"""

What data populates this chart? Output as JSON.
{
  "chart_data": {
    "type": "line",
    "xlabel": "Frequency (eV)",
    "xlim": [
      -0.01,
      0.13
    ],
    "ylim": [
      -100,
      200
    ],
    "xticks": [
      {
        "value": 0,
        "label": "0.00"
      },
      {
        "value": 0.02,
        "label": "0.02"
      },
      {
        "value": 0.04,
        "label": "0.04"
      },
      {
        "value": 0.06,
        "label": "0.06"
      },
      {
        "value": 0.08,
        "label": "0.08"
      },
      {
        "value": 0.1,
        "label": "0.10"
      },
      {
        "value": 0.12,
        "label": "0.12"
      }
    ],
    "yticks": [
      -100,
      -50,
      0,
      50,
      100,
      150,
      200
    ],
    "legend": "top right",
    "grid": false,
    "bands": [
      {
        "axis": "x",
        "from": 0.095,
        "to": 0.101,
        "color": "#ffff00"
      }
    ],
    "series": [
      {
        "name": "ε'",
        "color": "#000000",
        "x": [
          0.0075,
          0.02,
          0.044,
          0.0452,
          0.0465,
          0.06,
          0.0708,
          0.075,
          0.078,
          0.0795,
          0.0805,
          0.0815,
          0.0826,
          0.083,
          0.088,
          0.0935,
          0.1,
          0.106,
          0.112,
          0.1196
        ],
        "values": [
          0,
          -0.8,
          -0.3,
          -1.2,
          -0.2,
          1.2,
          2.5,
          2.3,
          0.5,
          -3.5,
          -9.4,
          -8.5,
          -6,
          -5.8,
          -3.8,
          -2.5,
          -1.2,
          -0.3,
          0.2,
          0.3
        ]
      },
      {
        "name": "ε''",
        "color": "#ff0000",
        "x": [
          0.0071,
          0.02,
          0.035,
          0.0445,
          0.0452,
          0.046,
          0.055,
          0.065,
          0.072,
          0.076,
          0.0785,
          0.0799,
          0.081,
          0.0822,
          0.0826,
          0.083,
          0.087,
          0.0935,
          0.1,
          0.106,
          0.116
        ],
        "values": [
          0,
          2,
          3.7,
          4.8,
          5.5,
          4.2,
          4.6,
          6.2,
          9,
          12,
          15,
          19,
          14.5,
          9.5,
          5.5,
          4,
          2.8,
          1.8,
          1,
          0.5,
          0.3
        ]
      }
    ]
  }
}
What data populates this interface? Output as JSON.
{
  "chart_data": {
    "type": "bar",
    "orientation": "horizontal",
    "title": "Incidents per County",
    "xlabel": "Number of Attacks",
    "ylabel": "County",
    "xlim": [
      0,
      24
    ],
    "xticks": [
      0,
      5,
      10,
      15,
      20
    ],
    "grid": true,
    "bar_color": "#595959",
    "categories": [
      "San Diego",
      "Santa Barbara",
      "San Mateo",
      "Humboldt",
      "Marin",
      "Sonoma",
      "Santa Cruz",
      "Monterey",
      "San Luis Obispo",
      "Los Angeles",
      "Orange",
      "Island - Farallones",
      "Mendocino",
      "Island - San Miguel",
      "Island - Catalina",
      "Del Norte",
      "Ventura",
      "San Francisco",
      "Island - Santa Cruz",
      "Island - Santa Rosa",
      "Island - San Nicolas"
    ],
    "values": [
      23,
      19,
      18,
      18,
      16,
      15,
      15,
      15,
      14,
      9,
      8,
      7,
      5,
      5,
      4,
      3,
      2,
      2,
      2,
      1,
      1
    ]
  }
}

"""

● Goal:
Wherever the word "populates" occurs in a line of the listing, copy that line.

● Response:
What data populates this chart? Output as JSON.
What data populates this interface? Output as JSON.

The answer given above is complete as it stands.